Task:
Wherever the word "text" turns up in a line of the entries, copy that line.

>>>>

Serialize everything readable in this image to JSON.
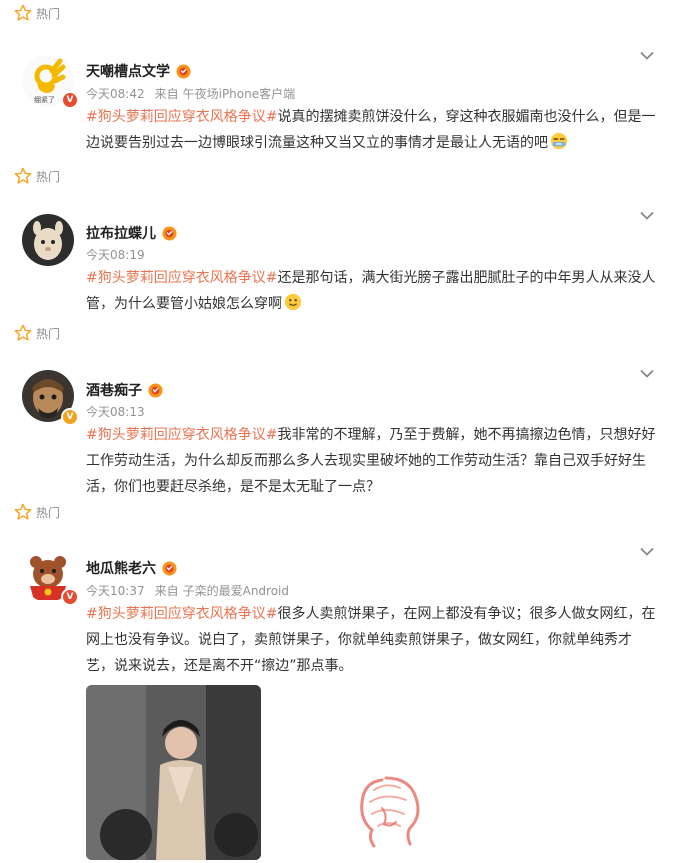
{
  "hot_label": "热门",
  "posts": [
    {
      "user": "天嘲槽点文学",
      "avatar_caption": "绷紧了",
      "time": "今天08:42",
      "source_prefix": "来自",
      "source": "午夜场iPhone客户端",
      "hashtag": "#狗头萝莉回应穿衣风格争议#",
      "text": "说真的摆摊卖煎饼没什么，穿这种衣服媚南也没什么，但是一边说要告别过去一边博眼球引流量这种又当又立的事情才是最让人无语的吧",
      "emoji": "speechless-face-emoji",
      "badge": "red"
    },
    {
      "user": "拉布拉蝶儿",
      "time": "今天08:19",
      "hashtag": "#狗头萝莉回应穿衣风格争议#",
      "text": "还是那句话，满大街光膀子露出肥腻肚子的中年男人从来没人管，为什么要管小姑娘怎么穿啊",
      "emoji": "smile-face-emoji"
    },
    {
      "user": "酒巷痴子",
      "time": "今天08:13",
      "hashtag": "#狗头萝莉回应穿衣风格争议#",
      "text": "我非常的不理解，乃至于费解，她不再搞擦边色情，只想好好工作劳动生活，为什么却反而那么多人去现实里破坏她的工作劳动生活？靠自己双手好好生活，你们也要赶尽杀绝，是不是太无耻了一点？",
      "badge": "gold"
    },
    {
      "user": "地瓜熊老六",
      "time": "今天10:37",
      "source_prefix": "来自",
      "source": "子栾的最爱Android",
      "hashtag": "#狗头萝莉回应穿衣风格争议#",
      "text": "很多人卖煎饼果子，在网上都没有争议；很多人做女网红，在网上也没有争议。说白了，卖煎饼果子，你就单纯卖煎饼果子，做女网红，你就单纯秀才艺，说来说去，还是离不开“擦边”那点事。",
      "badge": "red"
    }
  ],
  "colors": {
    "hashtag": "#eb7350",
    "name": "#222222",
    "meta": "#939393",
    "hot": "#8a8a8a"
  }
}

<<<<

Expected answer:
      "text": "说真的摆摊卖煎饼没什么，穿这种衣服媚南也没什么，但是一边说要告别过去一边博眼球引流量这种又当又立的事情才是最让人无语的吧",
      "text": "还是那句话，满大街光膀子露出肥腻肚子的中年男人从来没人管，为什么要管小姑娘怎么穿啊",
      "text": "我非常的不理解，乃至于费解，她不再搞擦边色情，只想好好工作劳动生活，为什么却反而那么多人去现实里破坏她的工作劳动生活？靠自己双手好好生活，你们也要赶尽杀绝，是不是太无耻了一点？",
      "text": "很多人卖煎饼果子，在网上都没有争议；很多人做女网红，在网上也没有争议。说白了，卖煎饼果子，你就单纯卖煎饼果子，做女网红，你就单纯秀才艺，说来说去，还是离不开“擦边”那点事。",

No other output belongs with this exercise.